**STATED EXERCISE:** Give back every line exactly as it appears, pictures excluded.

**EXERCISE MATERIALS:**
'''

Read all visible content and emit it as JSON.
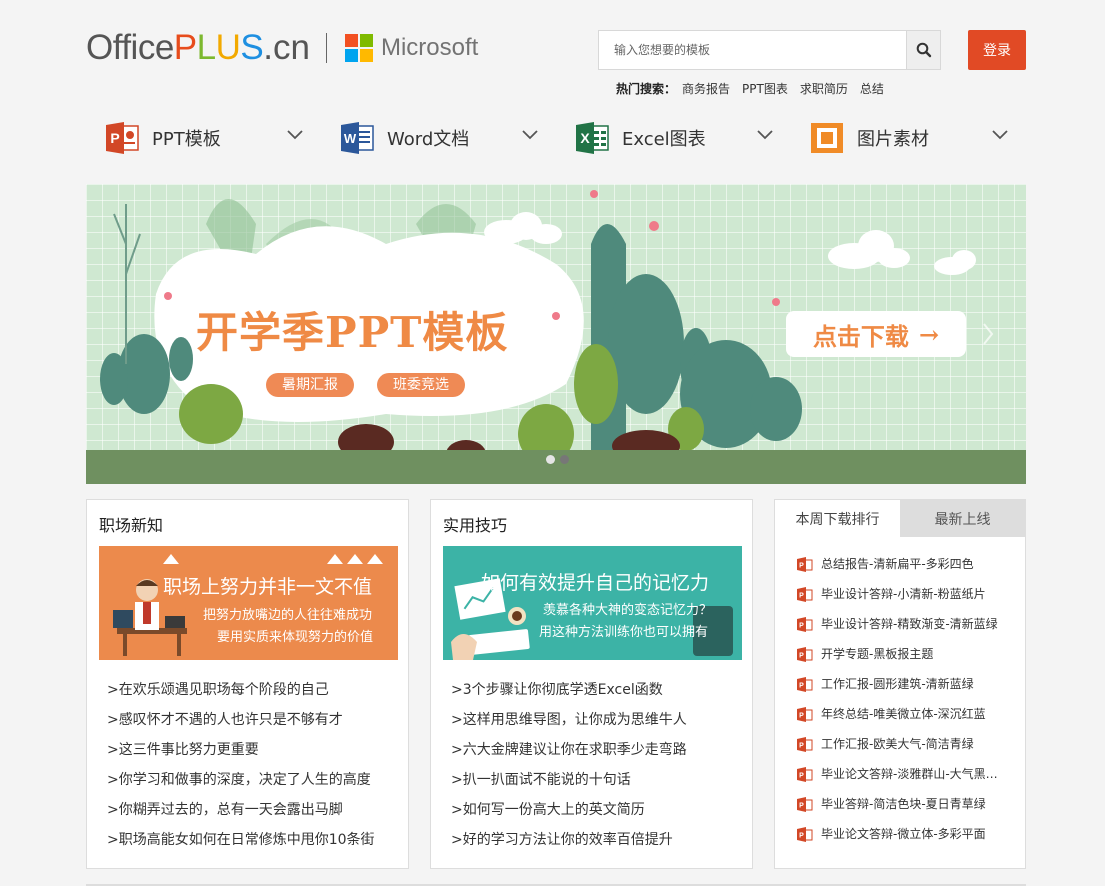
{
  "header": {
    "logo": {
      "office": "Office",
      "plus": [
        "P",
        "L",
        "U",
        "S"
      ],
      "cn": ".cn",
      "microsoft": "Microsoft"
    },
    "search": {
      "placeholder": "输入您想要的模板"
    },
    "login_label": "登录",
    "hot_search": {
      "label": "热门搜索：",
      "terms": [
        "商务报告",
        "PPT图表",
        "求职简历",
        "总结"
      ]
    }
  },
  "nav": {
    "items": [
      {
        "label": "PPT模板",
        "icon": "powerpoint-icon",
        "color": "#d24726"
      },
      {
        "label": "Word文档",
        "icon": "word-icon",
        "color": "#2b579a"
      },
      {
        "label": "Excel图表",
        "icon": "excel-icon",
        "color": "#217346"
      },
      {
        "label": "图片素材",
        "icon": "picture-icon",
        "color": "#f08b27"
      }
    ]
  },
  "banner": {
    "title": "开学季PPT模板",
    "tags": [
      "暑期汇报",
      "班委竞选"
    ],
    "cta": "点击下载",
    "cta_arrow": "→",
    "slide_count": 2,
    "active_slide": 1
  },
  "panels": [
    {
      "title": "职场新知",
      "image": {
        "headline": "职场上努力并非一文不值",
        "line1": "把努力放嘴边的人往往难成功",
        "line2": "要用实质来体现努力的价值",
        "bg": "#ec8a4c"
      },
      "items": [
        ">在欢乐颂遇见职场每个阶段的自己",
        ">感叹怀才不遇的人也许只是不够有才",
        ">这三件事比努力更重要",
        ">你学习和做事的深度，决定了人生的高度",
        ">你糊弄过去的，总有一天会露出马脚",
        ">职场高能女如何在日常修炼中甩你10条街"
      ]
    },
    {
      "title": "实用技巧",
      "image": {
        "headline": "如何有效提升自己的记忆力",
        "line1": "羡慕各种大神的变态记忆力？",
        "line2": "用这种方法训练你也可以拥有",
        "bg": "#3cb3a6"
      },
      "items": [
        ">3个步骤让你彻底学透Excel函数",
        ">这样用思维导图，让你成为思维牛人",
        ">六大金牌建议让你在求职季少走弯路",
        ">扒一扒面试不能说的十句话",
        ">如何写一份高大上的英文简历",
        ">好的学习方法让你的效率百倍提升"
      ]
    }
  ],
  "ranking": {
    "tabs": [
      "本周下载排行",
      "最新上线"
    ],
    "items": [
      "总结报告-清新扁平-多彩四色",
      "毕业设计答辩-小清新-粉蓝纸片",
      "毕业设计答辩-精致渐变-清新蓝绿",
      "开学专题-黑板报主题",
      "工作汇报-圆形建筑-清新蓝绿",
      "年终总结-唯美微立体-深沉红蓝",
      "工作汇报-欧美大气-简洁青绿",
      "毕业论文答辩-淡雅群山-大气黑…",
      "毕业答辩-简洁色块-夏日青草绿",
      "毕业论文答辩-微立体-多彩平面"
    ]
  }
}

'''

**OUTPUT:**
Read all visible content and emit it as JSON.
{
  "header": {
    "logo": {
      "office": "Office",
      "plus": [
        "P",
        "L",
        "U",
        "S"
      ],
      "cn": ".cn",
      "microsoft": "Microsoft"
    },
    "search": {
      "placeholder": "输入您想要的模板"
    },
    "login_label": "登录",
    "hot_search": {
      "label": "热门搜索：",
      "terms": [
        "商务报告",
        "PPT图表",
        "求职简历",
        "总结"
      ]
    }
  },
  "nav": {
    "items": [
      {
        "label": "PPT模板",
        "icon": "powerpoint-icon",
        "color": "#d24726"
      },
      {
        "label": "Word文档",
        "icon": "word-icon",
        "color": "#2b579a"
      },
      {
        "label": "Excel图表",
        "icon": "excel-icon",
        "color": "#217346"
      },
      {
        "label": "图片素材",
        "icon": "picture-icon",
        "color": "#f08b27"
      }
    ]
  },
  "banner": {
    "title": "开学季PPT模板",
    "tags": [
      "暑期汇报",
      "班委竞选"
    ],
    "cta": "点击下载",
    "cta_arrow": "→",
    "slide_count": 2,
    "active_slide": 1
  },
  "panels": [
    {
      "title": "职场新知",
      "image": {
        "headline": "职场上努力并非一文不值",
        "line1": "把努力放嘴边的人往往难成功",
        "line2": "要用实质来体现努力的价值",
        "bg": "#ec8a4c"
      },
      "items": [
        ">在欢乐颂遇见职场每个阶段的自己",
        ">感叹怀才不遇的人也许只是不够有才",
        ">这三件事比努力更重要",
        ">你学习和做事的深度，决定了人生的高度",
        ">你糊弄过去的，总有一天会露出马脚",
        ">职场高能女如何在日常修炼中甩你10条街"
      ]
    },
    {
      "title": "实用技巧",
      "image": {
        "headline": "如何有效提升自己的记忆力",
        "line1": "羡慕各种大神的变态记忆力？",
        "line2": "用这种方法训练你也可以拥有",
        "bg": "#3cb3a6"
      },
      "items": [
        ">3个步骤让你彻底学透Excel函数",
        ">这样用思维导图，让你成为思维牛人",
        ">六大金牌建议让你在求职季少走弯路",
        ">扒一扒面试不能说的十句话",
        ">如何写一份高大上的英文简历",
        ">好的学习方法让你的效率百倍提升"
      ]
    }
  ],
  "ranking": {
    "tabs": [
      "本周下载排行",
      "最新上线"
    ],
    "items": [
      "总结报告-清新扁平-多彩四色",
      "毕业设计答辩-小清新-粉蓝纸片",
      "毕业设计答辩-精致渐变-清新蓝绿",
      "开学专题-黑板报主题",
      "工作汇报-圆形建筑-清新蓝绿",
      "年终总结-唯美微立体-深沉红蓝",
      "工作汇报-欧美大气-简洁青绿",
      "毕业论文答辩-淡雅群山-大气黑…",
      "毕业答辩-简洁色块-夏日青草绿",
      "毕业论文答辩-微立体-多彩平面"
    ]
  }
}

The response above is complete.